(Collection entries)
════════════════════
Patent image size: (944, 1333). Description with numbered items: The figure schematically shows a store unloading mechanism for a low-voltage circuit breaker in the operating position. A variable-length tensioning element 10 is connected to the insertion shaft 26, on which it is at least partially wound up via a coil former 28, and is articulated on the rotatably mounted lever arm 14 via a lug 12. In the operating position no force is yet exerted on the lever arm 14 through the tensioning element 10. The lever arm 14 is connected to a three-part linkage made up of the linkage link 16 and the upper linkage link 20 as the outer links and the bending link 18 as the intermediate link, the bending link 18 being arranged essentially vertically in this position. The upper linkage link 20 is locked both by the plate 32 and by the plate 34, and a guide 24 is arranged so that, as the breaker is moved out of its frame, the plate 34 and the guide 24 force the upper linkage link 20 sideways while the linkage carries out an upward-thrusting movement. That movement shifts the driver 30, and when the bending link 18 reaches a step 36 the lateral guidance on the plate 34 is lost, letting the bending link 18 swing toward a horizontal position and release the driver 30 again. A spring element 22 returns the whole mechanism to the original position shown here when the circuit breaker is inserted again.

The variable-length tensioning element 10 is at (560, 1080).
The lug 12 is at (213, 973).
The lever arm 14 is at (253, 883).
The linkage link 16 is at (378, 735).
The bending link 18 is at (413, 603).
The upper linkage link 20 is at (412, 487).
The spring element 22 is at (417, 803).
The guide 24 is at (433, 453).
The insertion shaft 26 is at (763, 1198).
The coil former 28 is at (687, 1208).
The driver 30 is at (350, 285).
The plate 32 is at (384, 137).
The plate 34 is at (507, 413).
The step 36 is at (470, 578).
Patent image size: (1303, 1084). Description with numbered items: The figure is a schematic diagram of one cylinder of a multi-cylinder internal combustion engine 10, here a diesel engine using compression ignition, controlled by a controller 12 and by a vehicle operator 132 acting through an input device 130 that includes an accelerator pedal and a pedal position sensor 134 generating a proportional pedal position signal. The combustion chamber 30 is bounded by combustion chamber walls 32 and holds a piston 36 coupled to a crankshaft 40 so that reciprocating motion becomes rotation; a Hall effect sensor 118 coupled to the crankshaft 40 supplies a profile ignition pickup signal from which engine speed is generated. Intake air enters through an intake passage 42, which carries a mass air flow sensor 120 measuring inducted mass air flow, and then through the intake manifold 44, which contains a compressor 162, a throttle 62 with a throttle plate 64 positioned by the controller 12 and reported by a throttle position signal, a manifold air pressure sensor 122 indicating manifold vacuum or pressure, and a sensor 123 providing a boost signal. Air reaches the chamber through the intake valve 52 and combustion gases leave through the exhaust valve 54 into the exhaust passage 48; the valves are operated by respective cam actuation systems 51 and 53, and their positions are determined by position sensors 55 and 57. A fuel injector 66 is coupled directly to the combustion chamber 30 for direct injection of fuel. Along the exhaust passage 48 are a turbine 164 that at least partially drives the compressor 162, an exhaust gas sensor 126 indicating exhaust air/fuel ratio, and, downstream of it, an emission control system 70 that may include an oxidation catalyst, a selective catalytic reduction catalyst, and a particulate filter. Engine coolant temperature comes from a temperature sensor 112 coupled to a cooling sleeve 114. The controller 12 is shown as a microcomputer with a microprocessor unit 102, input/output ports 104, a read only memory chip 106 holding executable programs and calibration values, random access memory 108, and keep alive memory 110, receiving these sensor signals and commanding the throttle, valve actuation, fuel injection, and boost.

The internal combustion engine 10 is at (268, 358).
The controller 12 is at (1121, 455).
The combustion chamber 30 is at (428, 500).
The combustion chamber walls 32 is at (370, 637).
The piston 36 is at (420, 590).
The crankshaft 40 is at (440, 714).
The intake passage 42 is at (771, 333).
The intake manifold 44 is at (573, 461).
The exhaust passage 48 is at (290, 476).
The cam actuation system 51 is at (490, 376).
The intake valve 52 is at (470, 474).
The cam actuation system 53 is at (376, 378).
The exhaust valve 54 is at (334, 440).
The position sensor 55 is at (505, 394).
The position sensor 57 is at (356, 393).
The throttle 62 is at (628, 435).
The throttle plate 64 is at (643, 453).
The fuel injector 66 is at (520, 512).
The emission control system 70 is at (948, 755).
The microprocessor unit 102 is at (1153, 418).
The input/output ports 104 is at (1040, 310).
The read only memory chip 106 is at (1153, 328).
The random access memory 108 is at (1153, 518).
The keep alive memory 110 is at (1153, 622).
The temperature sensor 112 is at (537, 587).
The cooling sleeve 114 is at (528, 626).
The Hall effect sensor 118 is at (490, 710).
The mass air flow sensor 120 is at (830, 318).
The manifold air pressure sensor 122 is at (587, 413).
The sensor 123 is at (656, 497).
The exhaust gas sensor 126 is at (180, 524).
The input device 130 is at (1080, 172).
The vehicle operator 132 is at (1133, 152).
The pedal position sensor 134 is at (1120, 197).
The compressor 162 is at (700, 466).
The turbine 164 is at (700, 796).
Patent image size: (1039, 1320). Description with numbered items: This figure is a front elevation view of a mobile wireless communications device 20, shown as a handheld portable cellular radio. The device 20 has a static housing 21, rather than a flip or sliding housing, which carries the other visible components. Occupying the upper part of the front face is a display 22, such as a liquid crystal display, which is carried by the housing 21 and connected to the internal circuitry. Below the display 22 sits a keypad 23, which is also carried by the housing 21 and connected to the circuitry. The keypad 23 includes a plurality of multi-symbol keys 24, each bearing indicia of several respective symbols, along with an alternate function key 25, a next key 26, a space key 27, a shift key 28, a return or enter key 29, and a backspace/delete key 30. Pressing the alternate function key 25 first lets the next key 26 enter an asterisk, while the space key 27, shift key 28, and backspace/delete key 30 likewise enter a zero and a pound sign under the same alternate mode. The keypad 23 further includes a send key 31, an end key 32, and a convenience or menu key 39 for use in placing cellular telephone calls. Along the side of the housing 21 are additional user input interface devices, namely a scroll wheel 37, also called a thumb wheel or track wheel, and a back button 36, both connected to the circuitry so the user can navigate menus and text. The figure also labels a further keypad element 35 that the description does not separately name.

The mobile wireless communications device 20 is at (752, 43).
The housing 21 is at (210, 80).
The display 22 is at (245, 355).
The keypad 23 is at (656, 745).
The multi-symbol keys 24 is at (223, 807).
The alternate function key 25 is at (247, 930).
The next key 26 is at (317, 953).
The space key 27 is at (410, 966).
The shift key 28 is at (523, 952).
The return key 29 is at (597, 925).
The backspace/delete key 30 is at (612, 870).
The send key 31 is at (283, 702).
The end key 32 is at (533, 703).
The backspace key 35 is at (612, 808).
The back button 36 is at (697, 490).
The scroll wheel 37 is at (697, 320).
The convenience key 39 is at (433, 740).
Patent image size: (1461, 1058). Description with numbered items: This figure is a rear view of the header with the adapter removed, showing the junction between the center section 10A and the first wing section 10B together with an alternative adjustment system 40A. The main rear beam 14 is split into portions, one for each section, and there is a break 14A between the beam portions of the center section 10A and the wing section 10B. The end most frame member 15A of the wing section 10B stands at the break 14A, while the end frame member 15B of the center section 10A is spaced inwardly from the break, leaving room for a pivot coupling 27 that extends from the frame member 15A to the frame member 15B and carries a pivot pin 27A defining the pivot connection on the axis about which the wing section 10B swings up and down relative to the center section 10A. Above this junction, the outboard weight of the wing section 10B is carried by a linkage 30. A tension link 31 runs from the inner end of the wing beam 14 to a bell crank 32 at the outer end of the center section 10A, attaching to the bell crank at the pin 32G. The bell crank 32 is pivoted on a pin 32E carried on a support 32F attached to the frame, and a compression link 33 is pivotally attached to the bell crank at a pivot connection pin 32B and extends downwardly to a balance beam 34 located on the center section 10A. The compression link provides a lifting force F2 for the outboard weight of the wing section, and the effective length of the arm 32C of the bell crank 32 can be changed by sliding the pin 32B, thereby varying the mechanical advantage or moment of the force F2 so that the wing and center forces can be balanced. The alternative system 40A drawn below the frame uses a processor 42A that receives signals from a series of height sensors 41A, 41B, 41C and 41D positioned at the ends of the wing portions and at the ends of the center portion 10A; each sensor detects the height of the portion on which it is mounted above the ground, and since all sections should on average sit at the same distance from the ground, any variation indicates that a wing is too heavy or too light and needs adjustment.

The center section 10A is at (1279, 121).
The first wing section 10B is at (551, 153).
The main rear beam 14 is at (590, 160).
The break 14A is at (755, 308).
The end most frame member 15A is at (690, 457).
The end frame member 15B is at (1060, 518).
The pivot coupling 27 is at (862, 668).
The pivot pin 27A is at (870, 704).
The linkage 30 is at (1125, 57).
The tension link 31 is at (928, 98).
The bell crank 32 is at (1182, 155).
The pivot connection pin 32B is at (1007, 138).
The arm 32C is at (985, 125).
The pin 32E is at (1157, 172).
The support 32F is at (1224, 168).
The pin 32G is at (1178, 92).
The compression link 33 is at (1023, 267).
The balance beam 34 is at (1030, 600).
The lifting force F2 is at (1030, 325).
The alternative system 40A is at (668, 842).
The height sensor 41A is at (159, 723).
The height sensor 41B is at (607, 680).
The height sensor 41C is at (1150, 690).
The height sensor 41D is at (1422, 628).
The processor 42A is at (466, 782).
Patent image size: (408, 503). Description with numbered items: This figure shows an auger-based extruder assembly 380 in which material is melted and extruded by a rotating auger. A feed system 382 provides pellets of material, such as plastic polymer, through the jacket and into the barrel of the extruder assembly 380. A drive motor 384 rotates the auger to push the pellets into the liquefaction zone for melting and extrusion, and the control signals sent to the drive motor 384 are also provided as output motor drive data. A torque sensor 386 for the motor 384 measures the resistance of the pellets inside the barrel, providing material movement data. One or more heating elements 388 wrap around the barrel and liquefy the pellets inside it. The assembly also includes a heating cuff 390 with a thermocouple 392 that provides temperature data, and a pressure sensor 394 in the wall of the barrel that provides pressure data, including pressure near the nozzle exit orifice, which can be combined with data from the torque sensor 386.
════════════════════
→ Problem
Repeat the stretch of material from the start through the line containing "The upper linkage link 20 is at (412, 487).", including that line.

→ Response to the exercise
Patent image size: (944, 1333). Description with numbered items: The figure schematically shows a store unloading mechanism for a low-voltage circuit breaker in the operating position. A variable-length tensioning element 10 is connected to the insertion shaft 26, on which it is at least partially wound up via a coil former 28, and is articulated on the rotatably mounted lever arm 14 via a lug 12. In the operating position no force is yet exerted on the lever arm 14 through the tensioning element 10. The lever arm 14 is connected to a three-part linkage made up of the linkage link 16 and the upper linkage link 20 as the outer links and the bending link 18 as the intermediate link, the bending link 18 being arranged essentially vertically in this position. The upper linkage link 20 is locked both by the plate 32 and by the plate 34, and a guide 24 is arranged so that, as the breaker is moved out of its frame, the plate 34 and the guide 24 force the upper linkage link 20 sideways while the linkage carries out an upward-thrusting movement. That movement shifts the driver 30, and when the bending link 18 reaches a step 36 the lateral guidance on the plate 34 is lost, letting the bending link 18 swing toward a horizontal position and release the driver 30 again. A spring element 22 returns the whole mechanism to the original position shown here when the circuit breaker is inserted again.

The variable-length tensioning element 10 is at (560, 1080).
The lug 12 is at (213, 973).
The lever arm 14 is at (253, 883).
The linkage link 16 is at (378, 735).
The bending link 18 is at (413, 603).
The upper linkage link 20 is at (412, 487).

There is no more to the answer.